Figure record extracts
• • • • •

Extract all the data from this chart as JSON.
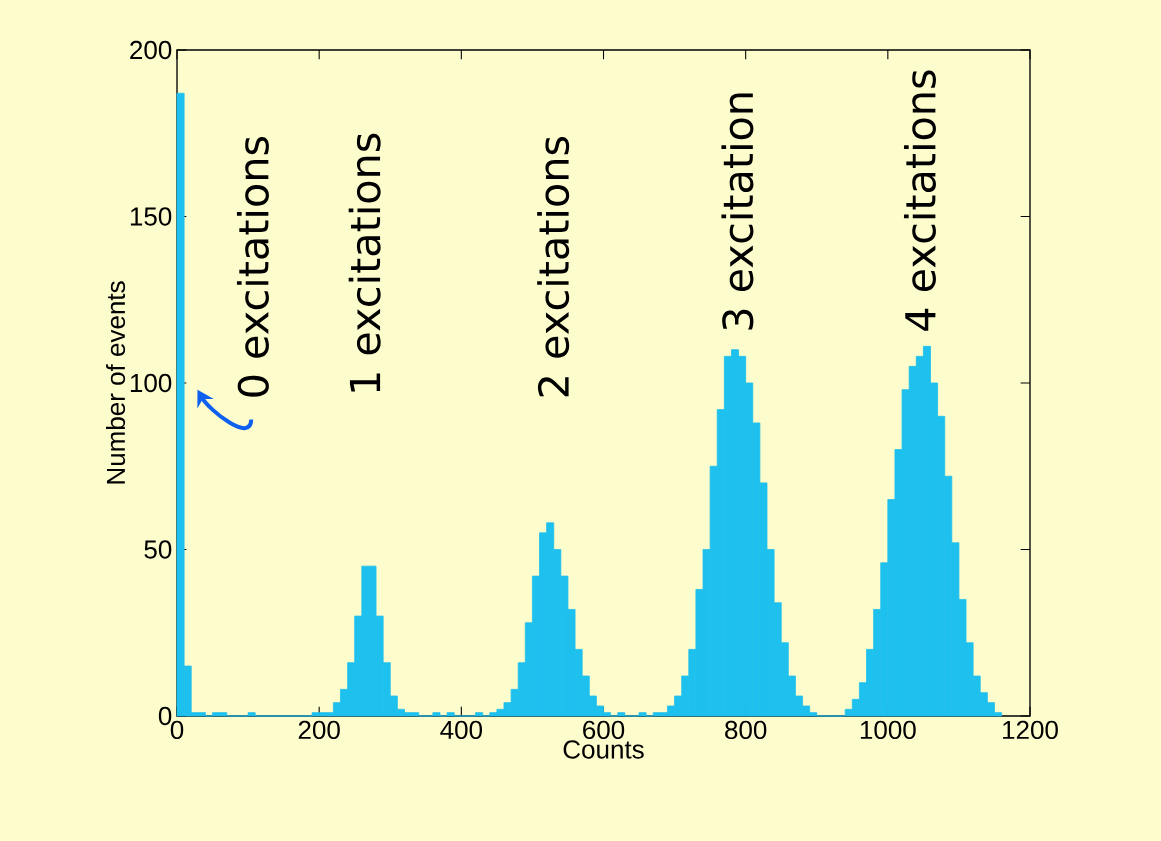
{
  "chart_data": {
    "type": "histogram",
    "xlabel": "Counts",
    "ylabel": "Number of events",
    "bins": [
      0,
      10,
      20,
      30,
      40,
      50,
      60,
      70,
      80,
      90,
      100,
      110,
      120,
      130,
      140,
      150,
      160,
      170,
      180,
      190,
      200,
      210,
      220,
      230,
      240,
      250,
      260,
      270,
      280,
      290,
      300,
      310,
      320,
      330,
      340,
      350,
      360,
      370,
      380,
      390,
      400,
      410,
      420,
      430,
      440,
      450,
      460,
      470,
      480,
      490,
      500,
      510,
      520,
      530,
      540,
      550,
      560,
      570,
      580,
      590,
      600,
      610,
      620,
      630,
      640,
      650,
      660,
      670,
      680,
      690,
      700,
      710,
      720,
      730,
      740,
      750,
      760,
      770,
      780,
      790,
      800,
      810,
      820,
      830,
      840,
      850,
      860,
      870,
      880,
      890,
      900,
      910,
      920,
      930,
      940,
      950,
      960,
      970,
      980,
      990,
      1000,
      1010,
      1020,
      1030,
      1040,
      1050,
      1060,
      1070,
      1080,
      1090,
      1100,
      1110,
      1120,
      1130,
      1140,
      1150,
      1160
    ],
    "values": [
      187,
      15,
      1,
      1,
      0,
      1,
      1,
      0,
      0,
      0,
      1,
      0,
      0,
      0,
      0,
      0,
      0,
      0,
      0,
      1,
      1,
      1,
      4,
      8,
      16,
      30,
      45,
      45,
      30,
      16,
      6,
      2,
      1,
      1,
      0,
      0,
      1,
      0,
      1,
      0,
      0,
      0,
      1,
      0,
      1,
      2,
      4,
      8,
      16,
      28,
      42,
      55,
      58,
      50,
      42,
      32,
      20,
      12,
      6,
      3,
      1,
      0,
      1,
      0,
      0,
      1,
      0,
      1,
      1,
      3,
      6,
      12,
      20,
      38,
      50,
      75,
      92,
      108,
      110,
      108,
      100,
      88,
      70,
      50,
      34,
      22,
      12,
      6,
      3,
      1,
      0,
      0,
      0,
      0,
      2,
      5,
      10,
      20,
      32,
      46,
      65,
      80,
      98,
      105,
      108,
      111,
      100,
      90,
      72,
      52,
      35,
      22,
      12,
      7,
      4,
      1
    ],
    "color": "#1ec0ee",
    "xlim": [
      0,
      1200
    ],
    "ylim": [
      0,
      200
    ],
    "xticks": [
      0,
      200,
      400,
      600,
      800,
      1000,
      1200
    ],
    "yticks": [
      0,
      50,
      100,
      150,
      200
    ],
    "grid": false,
    "annotations": [
      "0 excitations",
      "1 excitations",
      "2 excitations",
      "3 excitation",
      "4 excitations"
    ]
  }
}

• • • • •

* _WHAT NEEDS TO BE DONE_
Copy out every line in the listing where the word "excitations" appears.

* _RESULT BELOW_
      "0 excitations",
      "1 excitations",
      "2 excitations",
      "4 excitations"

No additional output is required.